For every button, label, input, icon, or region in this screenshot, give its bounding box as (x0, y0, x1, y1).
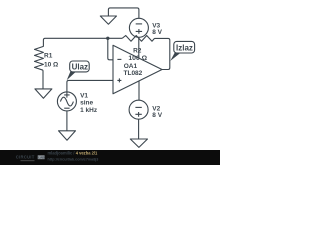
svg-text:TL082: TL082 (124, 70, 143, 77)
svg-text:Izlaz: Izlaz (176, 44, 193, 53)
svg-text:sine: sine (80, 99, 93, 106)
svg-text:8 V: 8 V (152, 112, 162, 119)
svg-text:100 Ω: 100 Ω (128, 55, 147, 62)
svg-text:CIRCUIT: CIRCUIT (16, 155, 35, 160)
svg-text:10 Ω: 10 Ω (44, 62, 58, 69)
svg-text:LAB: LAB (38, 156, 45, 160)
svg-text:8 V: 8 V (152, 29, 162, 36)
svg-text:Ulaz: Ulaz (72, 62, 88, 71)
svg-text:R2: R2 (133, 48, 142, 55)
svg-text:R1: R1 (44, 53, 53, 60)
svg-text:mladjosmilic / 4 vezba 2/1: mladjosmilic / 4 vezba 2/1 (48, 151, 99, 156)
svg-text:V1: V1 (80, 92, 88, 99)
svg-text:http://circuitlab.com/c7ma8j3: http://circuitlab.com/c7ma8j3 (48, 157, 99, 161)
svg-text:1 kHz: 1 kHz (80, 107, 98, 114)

—————

REQUIRED TASK
Rewrite the lines above, substituting "Output" for every "Izlaz" and leaving everything else as it is. Omit the pictures from your answer.

RESPONSE TO THE TASK
For every button, label, input, icon, or region in this screenshot, give its bounding box as (x0, y0, x1, y1).
svg-text:TL082: TL082 (124, 70, 143, 77)
svg-text:Output: Output (176, 44, 193, 53)
svg-text:sine: sine (80, 99, 93, 106)
svg-text:8 V: 8 V (152, 112, 162, 119)
svg-text:100 Ω: 100 Ω (128, 55, 147, 62)
svg-text:CIRCUIT: CIRCUIT (16, 155, 35, 160)
svg-text:10 Ω: 10 Ω (44, 62, 58, 69)
svg-text:LAB: LAB (38, 156, 45, 160)
svg-text:8 V: 8 V (152, 29, 162, 36)
svg-text:Ulaz: Ulaz (72, 62, 88, 71)
svg-text:R2: R2 (133, 48, 142, 55)
svg-text:R1: R1 (44, 53, 53, 60)
svg-text:mladjosmilic / 4 vezba 2/1: mladjosmilic / 4 vezba 2/1 (48, 151, 99, 156)
svg-text:V1: V1 (80, 92, 88, 99)
svg-text:http://circuitlab.com/c7ma8j3: http://circuitlab.com/c7ma8j3 (48, 157, 99, 161)
svg-text:1 kHz: 1 kHz (80, 107, 98, 114)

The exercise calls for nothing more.